▸ EXERCISE AIM: Scan the data below and pick out the lines containing the word "stock".

━━━━━ DATA LISTING

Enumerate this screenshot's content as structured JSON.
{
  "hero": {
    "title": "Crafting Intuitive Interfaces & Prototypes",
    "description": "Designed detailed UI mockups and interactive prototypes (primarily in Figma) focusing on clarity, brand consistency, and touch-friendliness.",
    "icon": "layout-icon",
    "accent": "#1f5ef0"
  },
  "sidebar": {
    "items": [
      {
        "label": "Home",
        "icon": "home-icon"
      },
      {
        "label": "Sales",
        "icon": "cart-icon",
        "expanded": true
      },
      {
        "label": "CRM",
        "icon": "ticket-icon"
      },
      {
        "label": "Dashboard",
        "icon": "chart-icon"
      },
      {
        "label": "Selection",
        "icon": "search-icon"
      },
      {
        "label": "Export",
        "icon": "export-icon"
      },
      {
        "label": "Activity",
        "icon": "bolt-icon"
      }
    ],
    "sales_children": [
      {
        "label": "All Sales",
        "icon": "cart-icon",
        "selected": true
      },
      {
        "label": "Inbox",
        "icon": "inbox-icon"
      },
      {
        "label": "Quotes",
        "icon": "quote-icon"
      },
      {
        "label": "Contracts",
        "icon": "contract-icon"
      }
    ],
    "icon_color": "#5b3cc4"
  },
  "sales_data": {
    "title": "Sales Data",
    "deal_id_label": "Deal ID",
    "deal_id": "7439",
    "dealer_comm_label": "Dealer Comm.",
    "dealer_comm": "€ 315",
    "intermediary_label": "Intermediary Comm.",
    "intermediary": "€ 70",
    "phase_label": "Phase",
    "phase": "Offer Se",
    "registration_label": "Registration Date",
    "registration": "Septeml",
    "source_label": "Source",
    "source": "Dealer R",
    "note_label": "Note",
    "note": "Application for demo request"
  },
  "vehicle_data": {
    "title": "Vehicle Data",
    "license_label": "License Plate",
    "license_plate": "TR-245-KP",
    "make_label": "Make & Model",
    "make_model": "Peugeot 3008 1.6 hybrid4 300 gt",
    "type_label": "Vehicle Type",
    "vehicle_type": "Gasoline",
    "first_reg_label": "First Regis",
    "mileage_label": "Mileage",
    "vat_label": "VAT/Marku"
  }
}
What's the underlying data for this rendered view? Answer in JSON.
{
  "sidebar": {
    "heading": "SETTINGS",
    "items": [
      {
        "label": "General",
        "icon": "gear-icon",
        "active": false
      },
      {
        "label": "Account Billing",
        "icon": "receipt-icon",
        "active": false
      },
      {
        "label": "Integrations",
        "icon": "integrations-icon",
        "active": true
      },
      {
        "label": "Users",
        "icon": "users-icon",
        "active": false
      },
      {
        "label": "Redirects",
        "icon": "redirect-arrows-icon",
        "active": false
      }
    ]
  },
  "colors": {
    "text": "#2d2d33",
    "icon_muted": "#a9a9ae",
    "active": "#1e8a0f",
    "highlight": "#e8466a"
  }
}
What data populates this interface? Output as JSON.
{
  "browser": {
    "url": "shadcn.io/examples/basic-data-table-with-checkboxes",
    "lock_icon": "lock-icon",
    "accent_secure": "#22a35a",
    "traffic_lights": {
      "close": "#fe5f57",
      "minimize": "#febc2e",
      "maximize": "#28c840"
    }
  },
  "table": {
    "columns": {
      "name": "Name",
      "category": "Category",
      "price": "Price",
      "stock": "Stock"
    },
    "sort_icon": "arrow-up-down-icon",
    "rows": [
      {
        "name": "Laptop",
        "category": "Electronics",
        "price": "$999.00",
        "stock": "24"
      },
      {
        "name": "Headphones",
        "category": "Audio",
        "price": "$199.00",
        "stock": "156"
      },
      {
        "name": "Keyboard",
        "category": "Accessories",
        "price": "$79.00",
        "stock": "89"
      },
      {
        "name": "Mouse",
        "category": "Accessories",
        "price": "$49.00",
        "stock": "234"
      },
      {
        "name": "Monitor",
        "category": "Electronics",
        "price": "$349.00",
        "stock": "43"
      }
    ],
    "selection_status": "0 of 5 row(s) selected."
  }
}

━━━━━━━━━━

▸ THE COMPLETED TASK:
      "stock": "Stock"
        "stock": "24"
        "stock": "156"
        "stock": "89"
        "stock": "234"
        "stock": "43"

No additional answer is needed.